→ **EXERCISE TASK**: Copy the full set of lines exactly as given.
────────────────
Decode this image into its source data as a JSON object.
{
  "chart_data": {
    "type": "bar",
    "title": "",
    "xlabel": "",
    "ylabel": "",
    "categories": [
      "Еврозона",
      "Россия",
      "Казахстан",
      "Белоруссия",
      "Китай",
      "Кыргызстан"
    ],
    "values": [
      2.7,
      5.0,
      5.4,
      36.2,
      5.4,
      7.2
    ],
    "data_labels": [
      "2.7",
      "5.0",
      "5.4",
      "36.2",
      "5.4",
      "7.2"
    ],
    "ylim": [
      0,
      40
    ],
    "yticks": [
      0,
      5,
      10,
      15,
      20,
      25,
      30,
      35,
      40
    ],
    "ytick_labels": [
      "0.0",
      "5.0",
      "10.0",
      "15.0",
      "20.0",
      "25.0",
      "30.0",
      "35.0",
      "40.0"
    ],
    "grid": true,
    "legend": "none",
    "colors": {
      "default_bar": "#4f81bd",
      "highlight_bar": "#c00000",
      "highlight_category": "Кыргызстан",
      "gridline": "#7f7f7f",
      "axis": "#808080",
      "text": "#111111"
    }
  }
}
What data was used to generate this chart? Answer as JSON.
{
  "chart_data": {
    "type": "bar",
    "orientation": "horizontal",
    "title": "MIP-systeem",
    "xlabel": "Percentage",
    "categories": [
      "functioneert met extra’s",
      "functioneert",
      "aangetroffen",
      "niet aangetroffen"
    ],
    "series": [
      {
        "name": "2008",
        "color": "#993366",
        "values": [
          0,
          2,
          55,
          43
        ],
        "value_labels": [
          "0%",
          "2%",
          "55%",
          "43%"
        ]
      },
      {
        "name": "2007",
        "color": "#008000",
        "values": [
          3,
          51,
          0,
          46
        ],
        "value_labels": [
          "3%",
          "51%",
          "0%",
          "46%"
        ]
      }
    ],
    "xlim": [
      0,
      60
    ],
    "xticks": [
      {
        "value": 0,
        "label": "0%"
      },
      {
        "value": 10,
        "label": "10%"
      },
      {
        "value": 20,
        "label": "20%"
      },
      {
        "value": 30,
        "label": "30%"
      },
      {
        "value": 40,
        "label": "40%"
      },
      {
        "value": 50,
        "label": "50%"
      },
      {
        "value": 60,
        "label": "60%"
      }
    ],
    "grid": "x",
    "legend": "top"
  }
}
────────────────
→ **RESPONSE**:
Decode this image into its source data as a JSON object.
{
  "chart_data": {
    "type": "bar",
    "title": "",
    "xlabel": "",
    "ylabel": "",
    "categories": [
      "Еврозона",
      "Россия",
      "Казахстан",
      "Белоруссия",
      "Китай",
      "Кыргызстан"
    ],
    "values": [
      2.7,
      5.0,
      5.4,
      36.2,
      5.4,
      7.2
    ],
    "data_labels": [
      "2.7",
      "5.0",
      "5.4",
      "36.2",
      "5.4",
      "7.2"
    ],
    "ylim": [
      0,
      40
    ],
    "yticks": [
      0,
      5,
      10,
      15,
      20,
      25,
      30,
      35,
      40
    ],
    "ytick_labels": [
      "0.0",
      "5.0",
      "10.0",
      "15.0",
      "20.0",
      "25.0",
      "30.0",
      "35.0",
      "40.0"
    ],
    "grid": true,
    "legend": "none",
    "colors": {
      "default_bar": "#4f81bd",
      "highlight_bar": "#c00000",
      "highlight_category": "Кыргызстан",
      "gridline": "#7f7f7f",
      "axis": "#808080",
      "text": "#111111"
    }
  }
}
What data was used to generate this chart? Answer as JSON.
{
  "chart_data": {
    "type": "bar",
    "orientation": "horizontal",
    "title": "MIP-systeem",
    "xlabel": "Percentage",
    "categories": [
      "functioneert met extra’s",
      "functioneert",
      "aangetroffen",
      "niet aangetroffen"
    ],
    "series": [
      {
        "name": "2008",
        "color": "#993366",
        "values": [
          0,
          2,
          55,
          43
        ],
        "value_labels": [
          "0%",
          "2%",
          "55%",
          "43%"
        ]
      },
      {
        "name": "2007",
        "color": "#008000",
        "values": [
          3,
          51,
          0,
          46
        ],
        "value_labels": [
          "3%",
          "51%",
          "0%",
          "46%"
        ]
      }
    ],
    "xlim": [
      0,
      60
    ],
    "xticks": [
      {
        "value": 0,
        "label": "0%"
      },
      {
        "value": 10,
        "label": "10%"
      },
      {
        "value": 20,
        "label": "20%"
      },
      {
        "value": 30,
        "label": "30%"
      },
      {
        "value": 40,
        "label": "40%"
      },
      {
        "value": 50,
        "label": "50%"
      },
      {
        "value": 60,
        "label": "60%"
      }
    ],
    "grid": "x",
    "legend": "top"
  }
}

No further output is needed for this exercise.